**Dataset entries:**
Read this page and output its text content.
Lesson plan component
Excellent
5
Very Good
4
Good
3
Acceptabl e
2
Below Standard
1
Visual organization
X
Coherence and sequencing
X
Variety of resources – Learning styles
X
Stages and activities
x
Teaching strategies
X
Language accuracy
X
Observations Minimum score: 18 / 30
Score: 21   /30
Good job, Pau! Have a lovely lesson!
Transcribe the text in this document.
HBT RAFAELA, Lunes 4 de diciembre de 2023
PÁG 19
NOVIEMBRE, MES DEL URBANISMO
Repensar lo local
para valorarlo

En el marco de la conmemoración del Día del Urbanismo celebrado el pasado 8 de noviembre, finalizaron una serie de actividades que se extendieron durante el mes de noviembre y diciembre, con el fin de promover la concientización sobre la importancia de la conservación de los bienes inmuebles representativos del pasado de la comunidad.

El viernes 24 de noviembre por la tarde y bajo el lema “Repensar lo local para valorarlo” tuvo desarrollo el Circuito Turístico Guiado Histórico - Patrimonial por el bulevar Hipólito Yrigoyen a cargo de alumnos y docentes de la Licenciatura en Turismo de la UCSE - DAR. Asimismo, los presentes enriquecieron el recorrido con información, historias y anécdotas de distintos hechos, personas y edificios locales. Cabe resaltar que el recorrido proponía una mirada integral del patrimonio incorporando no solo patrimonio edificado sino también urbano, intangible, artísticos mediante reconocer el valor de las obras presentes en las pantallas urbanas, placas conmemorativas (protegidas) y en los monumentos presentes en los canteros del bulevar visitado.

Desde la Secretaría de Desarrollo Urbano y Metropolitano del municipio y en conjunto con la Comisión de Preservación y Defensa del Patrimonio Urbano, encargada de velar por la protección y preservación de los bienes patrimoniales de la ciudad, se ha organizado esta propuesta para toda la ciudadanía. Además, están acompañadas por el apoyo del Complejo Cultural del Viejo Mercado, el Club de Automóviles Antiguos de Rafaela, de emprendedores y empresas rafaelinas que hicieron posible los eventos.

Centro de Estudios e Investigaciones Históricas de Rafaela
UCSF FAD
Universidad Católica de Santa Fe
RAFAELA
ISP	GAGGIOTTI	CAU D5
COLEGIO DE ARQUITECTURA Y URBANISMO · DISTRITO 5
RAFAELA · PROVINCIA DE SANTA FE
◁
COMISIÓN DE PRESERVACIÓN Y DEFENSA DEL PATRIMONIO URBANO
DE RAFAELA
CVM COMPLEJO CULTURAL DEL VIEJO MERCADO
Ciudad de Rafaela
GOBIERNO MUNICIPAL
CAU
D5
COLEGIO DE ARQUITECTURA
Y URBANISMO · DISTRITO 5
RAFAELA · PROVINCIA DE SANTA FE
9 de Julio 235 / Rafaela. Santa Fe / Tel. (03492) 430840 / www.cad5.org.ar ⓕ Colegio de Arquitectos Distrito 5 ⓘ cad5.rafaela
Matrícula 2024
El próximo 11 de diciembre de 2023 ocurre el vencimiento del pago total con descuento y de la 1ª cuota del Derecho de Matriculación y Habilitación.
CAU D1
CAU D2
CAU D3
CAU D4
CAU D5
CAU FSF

**What you need to do:** Write down the full listing again, exactly.

**Problem solution:**
Read this page and output its text content.
Lesson plan component
Excellent
5
Very Good
4
Good
3
Acceptabl e
2
Below Standard
1
Visual organization
X
Coherence and sequencing
X
Variety of resources – Learning styles
X
Stages and activities
x
Teaching strategies
X
Language accuracy
X
Observations Minimum score: 18 / 30
Score: 21   /30
Good job, Pau! Have a lovely lesson!
Transcribe the text in this document.
HBT RAFAELA, Lunes 4 de diciembre de 2023
PÁG 19
NOVIEMBRE, MES DEL URBANISMO
Repensar lo local
para valorarlo

En el marco de la conmemoración del Día del Urbanismo celebrado el pasado 8 de noviembre, finalizaron una serie de actividades que se extendieron durante el mes de noviembre y diciembre, con el fin de promover la concientización sobre la importancia de la conservación de los bienes inmuebles representativos del pasado de la comunidad.

El viernes 24 de noviembre por la tarde y bajo el lema “Repensar lo local para valorarlo” tuvo desarrollo el Circuito Turístico Guiado Histórico - Patrimonial por el bulevar Hipólito Yrigoyen a cargo de alumnos y docentes de la Licenciatura en Turismo de la UCSE - DAR. Asimismo, los presentes enriquecieron el recorrido con información, historias y anécdotas de distintos hechos, personas y edificios locales. Cabe resaltar que el recorrido proponía una mirada integral del patrimonio incorporando no solo patrimonio edificado sino también urbano, intangible, artísticos mediante reconocer el valor de las obras presentes en las pantallas urbanas, placas conmemorativas (protegidas) y en los monumentos presentes en los canteros del bulevar visitado.

Desde la Secretaría de Desarrollo Urbano y Metropolitano del municipio y en conjunto con la Comisión de Preservación y Defensa del Patrimonio Urbano, encargada de velar por la protección y preservación de los bienes patrimoniales de la ciudad, se ha organizado esta propuesta para toda la ciudadanía. Además, están acompañadas por el apoyo del Complejo Cultural del Viejo Mercado, el Club de Automóviles Antiguos de Rafaela, de emprendedores y empresas rafaelinas que hicieron posible los eventos.

Centro de Estudios e Investigaciones Históricas de Rafaela
UCSF FAD
Universidad Católica de Santa Fe
RAFAELA
ISP	GAGGIOTTI	CAU D5
COLEGIO DE ARQUITECTURA Y URBANISMO · DISTRITO 5
RAFAELA · PROVINCIA DE SANTA FE
◁
COMISIÓN DE PRESERVACIÓN Y DEFENSA DEL PATRIMONIO URBANO
DE RAFAELA
CVM COMPLEJO CULTURAL DEL VIEJO MERCADO
Ciudad de Rafaela
GOBIERNO MUNICIPAL
CAU
D5
COLEGIO DE ARQUITECTURA
Y URBANISMO · DISTRITO 5
RAFAELA · PROVINCIA DE SANTA FE
9 de Julio 235 / Rafaela. Santa Fe / Tel. (03492) 430840 / www.cad5.org.ar ⓕ Colegio de Arquitectos Distrito 5 ⓘ cad5.rafaela
Matrícula 2024
El próximo 11 de diciembre de 2023 ocurre el vencimiento del pago total con descuento y de la 1ª cuota del Derecho de Matriculación y Habilitación.
CAU D1
CAU D2
CAU D3
CAU D4
CAU D5
CAU FSF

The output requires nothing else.